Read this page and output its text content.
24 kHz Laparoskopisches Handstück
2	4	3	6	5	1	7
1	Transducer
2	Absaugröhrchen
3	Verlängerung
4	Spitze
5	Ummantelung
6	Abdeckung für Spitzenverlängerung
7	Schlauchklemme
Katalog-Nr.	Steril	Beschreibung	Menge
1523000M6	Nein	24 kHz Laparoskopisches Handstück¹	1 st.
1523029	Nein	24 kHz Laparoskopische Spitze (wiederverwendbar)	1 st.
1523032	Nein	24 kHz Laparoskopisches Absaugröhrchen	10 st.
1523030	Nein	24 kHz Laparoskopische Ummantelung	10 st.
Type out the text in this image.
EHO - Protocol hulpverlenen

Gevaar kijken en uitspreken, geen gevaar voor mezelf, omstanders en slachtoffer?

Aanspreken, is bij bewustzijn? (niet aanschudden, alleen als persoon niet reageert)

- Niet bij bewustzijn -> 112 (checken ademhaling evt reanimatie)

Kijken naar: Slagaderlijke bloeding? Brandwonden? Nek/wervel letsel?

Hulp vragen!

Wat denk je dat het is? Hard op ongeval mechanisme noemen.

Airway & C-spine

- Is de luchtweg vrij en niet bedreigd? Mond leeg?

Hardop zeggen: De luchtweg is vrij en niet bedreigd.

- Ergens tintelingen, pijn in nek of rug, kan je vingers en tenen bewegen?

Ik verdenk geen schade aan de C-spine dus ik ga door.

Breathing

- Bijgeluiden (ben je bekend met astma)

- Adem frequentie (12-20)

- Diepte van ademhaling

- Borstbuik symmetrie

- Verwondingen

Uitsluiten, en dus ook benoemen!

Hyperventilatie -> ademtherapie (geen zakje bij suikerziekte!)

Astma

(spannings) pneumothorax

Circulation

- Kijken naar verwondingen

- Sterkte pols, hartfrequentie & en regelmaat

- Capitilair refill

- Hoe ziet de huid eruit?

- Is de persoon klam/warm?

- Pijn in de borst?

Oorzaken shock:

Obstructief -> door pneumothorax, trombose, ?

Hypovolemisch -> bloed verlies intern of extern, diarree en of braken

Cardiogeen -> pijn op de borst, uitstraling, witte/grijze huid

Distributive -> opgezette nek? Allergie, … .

....

» Instruction
Quote each line of the listing above exactly.

» Exercise answer
Read this page and output its text content.
24 kHz Laparoskopisches Handstück
2	4	3	6	5	1	7
1	Transducer
2	Absaugröhrchen
3	Verlängerung
4	Spitze
5	Ummantelung
6	Abdeckung für Spitzenverlängerung
7	Schlauchklemme
Katalog-Nr.	Steril	Beschreibung	Menge
1523000M6	Nein	24 kHz Laparoskopisches Handstück¹	1 st.
1523029	Nein	24 kHz Laparoskopische Spitze (wiederverwendbar)	1 st.
1523032	Nein	24 kHz Laparoskopisches Absaugröhrchen	10 st.
1523030	Nein	24 kHz Laparoskopische Ummantelung	10 st.
Type out the text in this image.
EHO - Protocol hulpverlenen

Gevaar kijken en uitspreken, geen gevaar voor mezelf, omstanders en slachtoffer?

Aanspreken, is bij bewustzijn? (niet aanschudden, alleen als persoon niet reageert)

- Niet bij bewustzijn -> 112 (checken ademhaling evt reanimatie)

Kijken naar: Slagaderlijke bloeding? Brandwonden? Nek/wervel letsel?

Hulp vragen!

Wat denk je dat het is? Hard op ongeval mechanisme noemen.

Airway & C-spine

- Is de luchtweg vrij en niet bedreigd? Mond leeg?

Hardop zeggen: De luchtweg is vrij en niet bedreigd.

- Ergens tintelingen, pijn in nek of rug, kan je vingers en tenen bewegen?

Ik verdenk geen schade aan de C-spine dus ik ga door.

Breathing

- Bijgeluiden (ben je bekend met astma)

- Adem frequentie (12-20)

- Diepte van ademhaling

- Borstbuik symmetrie

- Verwondingen

Uitsluiten, en dus ook benoemen!

Hyperventilatie -> ademtherapie (geen zakje bij suikerziekte!)

Astma

(spannings) pneumothorax

Circulation

- Kijken naar verwondingen

- Sterkte pols, hartfrequentie & en regelmaat

- Capitilair refill

- Hoe ziet de huid eruit?

- Is de persoon klam/warm?

- Pijn in de borst?

Oorzaken shock:

Obstructief -> door pneumothorax, trombose, ?

Hypovolemisch -> bloed verlies intern of extern, diarree en of braken

Cardiogeen -> pijn op de borst, uitstraling, witte/grijze huid

Distributive -> opgezette nek? Allergie, … .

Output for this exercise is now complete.